-- Stated problem --
Tally the lines of the listing that contain the string "Headless". Give the number and nothing else.

-- Dataset records --
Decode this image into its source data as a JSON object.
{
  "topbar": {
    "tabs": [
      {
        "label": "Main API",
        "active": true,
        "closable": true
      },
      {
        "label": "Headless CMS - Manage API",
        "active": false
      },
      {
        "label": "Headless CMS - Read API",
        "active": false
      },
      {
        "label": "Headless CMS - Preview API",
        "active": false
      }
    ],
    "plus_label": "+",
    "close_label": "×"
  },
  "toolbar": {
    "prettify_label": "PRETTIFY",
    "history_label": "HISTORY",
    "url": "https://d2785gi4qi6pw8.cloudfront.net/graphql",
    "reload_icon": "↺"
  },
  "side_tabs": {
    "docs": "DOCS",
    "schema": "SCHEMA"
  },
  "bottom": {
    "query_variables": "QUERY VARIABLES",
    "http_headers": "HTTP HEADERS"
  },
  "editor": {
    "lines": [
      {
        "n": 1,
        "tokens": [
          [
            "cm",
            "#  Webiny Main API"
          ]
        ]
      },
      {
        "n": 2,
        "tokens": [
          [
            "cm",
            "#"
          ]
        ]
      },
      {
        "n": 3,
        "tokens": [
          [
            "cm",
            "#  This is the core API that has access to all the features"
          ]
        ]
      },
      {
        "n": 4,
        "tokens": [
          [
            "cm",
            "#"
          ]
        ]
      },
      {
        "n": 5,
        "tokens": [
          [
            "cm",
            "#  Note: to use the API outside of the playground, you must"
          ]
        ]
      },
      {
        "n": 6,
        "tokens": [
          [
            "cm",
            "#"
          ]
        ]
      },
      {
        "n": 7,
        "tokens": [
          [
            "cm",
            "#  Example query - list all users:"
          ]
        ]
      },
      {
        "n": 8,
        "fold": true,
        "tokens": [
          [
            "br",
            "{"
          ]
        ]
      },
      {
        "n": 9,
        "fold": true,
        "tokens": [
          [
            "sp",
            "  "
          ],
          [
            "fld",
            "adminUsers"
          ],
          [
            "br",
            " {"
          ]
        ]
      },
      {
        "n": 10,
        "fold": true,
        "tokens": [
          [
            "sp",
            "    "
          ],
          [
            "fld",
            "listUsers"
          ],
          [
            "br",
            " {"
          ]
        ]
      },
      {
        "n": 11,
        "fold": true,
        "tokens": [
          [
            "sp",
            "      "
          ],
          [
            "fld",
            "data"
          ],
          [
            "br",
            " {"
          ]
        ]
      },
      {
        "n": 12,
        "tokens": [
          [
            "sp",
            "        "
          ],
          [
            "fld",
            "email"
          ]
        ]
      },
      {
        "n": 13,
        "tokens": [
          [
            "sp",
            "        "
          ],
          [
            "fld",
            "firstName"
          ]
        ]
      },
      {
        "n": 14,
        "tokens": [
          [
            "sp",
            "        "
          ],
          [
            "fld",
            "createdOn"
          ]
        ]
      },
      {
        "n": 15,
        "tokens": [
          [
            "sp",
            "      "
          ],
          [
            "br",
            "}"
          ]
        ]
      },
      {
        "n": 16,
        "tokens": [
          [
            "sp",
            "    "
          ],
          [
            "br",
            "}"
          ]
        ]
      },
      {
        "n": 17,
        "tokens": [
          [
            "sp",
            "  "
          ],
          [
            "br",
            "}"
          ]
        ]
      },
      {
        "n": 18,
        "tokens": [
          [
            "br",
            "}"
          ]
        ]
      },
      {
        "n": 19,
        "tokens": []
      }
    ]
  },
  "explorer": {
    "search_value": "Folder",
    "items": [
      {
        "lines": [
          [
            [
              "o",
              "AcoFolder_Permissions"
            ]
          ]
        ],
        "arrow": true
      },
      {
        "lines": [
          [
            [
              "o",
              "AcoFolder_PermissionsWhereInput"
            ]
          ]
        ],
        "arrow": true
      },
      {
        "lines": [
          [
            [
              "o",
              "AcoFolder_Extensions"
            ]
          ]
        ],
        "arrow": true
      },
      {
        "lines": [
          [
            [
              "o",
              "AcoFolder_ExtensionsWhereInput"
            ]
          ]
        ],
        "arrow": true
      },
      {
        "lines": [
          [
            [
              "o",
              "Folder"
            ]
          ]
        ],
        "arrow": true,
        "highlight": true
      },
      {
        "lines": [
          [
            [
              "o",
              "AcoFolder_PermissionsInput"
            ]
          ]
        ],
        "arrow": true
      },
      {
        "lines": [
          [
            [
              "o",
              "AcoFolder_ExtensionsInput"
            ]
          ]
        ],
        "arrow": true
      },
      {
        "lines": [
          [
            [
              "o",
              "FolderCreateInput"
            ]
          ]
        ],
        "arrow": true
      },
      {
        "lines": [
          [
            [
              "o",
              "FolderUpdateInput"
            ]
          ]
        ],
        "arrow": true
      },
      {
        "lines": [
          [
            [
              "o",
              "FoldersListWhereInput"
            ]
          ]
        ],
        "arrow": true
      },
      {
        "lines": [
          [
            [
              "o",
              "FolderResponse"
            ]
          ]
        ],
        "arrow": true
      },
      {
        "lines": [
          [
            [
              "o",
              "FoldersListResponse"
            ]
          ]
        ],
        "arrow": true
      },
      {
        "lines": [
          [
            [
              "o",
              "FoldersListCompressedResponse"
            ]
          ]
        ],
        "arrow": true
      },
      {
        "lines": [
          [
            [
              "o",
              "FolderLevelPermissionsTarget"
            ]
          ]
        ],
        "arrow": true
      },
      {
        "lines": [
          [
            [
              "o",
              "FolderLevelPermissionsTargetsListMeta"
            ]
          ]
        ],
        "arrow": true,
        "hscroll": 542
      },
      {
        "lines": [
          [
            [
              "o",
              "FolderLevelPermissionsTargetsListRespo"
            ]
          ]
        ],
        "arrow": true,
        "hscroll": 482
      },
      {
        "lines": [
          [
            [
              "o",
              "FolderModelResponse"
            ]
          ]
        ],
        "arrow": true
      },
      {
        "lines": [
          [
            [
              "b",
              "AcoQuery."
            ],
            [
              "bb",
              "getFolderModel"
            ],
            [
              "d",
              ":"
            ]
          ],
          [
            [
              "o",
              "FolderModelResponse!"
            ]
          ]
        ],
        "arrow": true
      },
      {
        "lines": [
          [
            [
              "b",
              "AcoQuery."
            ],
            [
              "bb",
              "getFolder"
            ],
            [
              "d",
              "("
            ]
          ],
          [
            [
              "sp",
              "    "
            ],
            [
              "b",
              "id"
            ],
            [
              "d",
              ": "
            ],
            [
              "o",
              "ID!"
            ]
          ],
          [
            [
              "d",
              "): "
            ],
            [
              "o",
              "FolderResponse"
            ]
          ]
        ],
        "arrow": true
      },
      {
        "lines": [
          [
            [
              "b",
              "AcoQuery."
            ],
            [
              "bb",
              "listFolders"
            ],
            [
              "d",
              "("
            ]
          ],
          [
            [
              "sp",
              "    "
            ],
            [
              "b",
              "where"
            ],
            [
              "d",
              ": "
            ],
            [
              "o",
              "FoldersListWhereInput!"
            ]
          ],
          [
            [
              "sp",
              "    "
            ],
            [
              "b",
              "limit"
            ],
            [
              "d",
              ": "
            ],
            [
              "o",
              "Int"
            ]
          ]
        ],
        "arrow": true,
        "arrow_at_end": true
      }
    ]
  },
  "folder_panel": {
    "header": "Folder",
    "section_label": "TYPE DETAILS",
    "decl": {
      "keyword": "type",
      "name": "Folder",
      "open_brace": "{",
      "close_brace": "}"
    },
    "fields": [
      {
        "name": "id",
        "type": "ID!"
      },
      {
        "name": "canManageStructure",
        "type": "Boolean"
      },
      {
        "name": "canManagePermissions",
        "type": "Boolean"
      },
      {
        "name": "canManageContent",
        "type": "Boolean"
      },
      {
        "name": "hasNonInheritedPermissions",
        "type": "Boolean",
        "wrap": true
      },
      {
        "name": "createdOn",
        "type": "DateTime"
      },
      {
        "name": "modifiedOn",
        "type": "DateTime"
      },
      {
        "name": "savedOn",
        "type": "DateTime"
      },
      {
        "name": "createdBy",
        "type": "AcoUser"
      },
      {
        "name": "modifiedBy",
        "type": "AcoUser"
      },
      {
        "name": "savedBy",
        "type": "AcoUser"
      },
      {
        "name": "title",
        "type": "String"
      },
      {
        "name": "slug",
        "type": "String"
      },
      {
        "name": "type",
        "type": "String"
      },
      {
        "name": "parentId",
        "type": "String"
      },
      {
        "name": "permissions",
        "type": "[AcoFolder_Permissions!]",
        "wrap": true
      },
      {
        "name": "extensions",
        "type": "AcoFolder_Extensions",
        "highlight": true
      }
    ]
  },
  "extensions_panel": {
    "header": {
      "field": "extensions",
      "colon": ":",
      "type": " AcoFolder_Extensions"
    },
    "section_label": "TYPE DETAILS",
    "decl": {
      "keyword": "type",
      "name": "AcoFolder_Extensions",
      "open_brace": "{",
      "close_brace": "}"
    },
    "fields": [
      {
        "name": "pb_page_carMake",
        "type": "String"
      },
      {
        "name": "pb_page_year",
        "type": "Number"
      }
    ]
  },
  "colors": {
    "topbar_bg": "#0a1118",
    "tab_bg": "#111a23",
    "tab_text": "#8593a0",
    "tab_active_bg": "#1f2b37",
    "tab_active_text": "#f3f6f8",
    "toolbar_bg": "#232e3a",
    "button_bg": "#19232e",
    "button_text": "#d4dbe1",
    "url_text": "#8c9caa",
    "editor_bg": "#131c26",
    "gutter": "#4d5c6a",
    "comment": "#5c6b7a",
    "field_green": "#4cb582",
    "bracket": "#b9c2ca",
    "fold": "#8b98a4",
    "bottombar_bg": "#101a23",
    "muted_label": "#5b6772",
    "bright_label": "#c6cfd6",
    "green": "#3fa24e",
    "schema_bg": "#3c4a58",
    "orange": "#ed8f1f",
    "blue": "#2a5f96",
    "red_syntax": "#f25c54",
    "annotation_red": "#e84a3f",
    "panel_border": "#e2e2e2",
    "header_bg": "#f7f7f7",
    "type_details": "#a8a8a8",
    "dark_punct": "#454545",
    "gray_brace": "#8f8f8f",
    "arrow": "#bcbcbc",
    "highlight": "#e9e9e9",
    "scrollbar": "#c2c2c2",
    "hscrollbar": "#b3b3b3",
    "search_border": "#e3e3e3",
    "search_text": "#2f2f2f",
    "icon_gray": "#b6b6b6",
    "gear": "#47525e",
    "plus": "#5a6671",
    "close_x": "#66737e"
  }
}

-- Output of the exercise --
3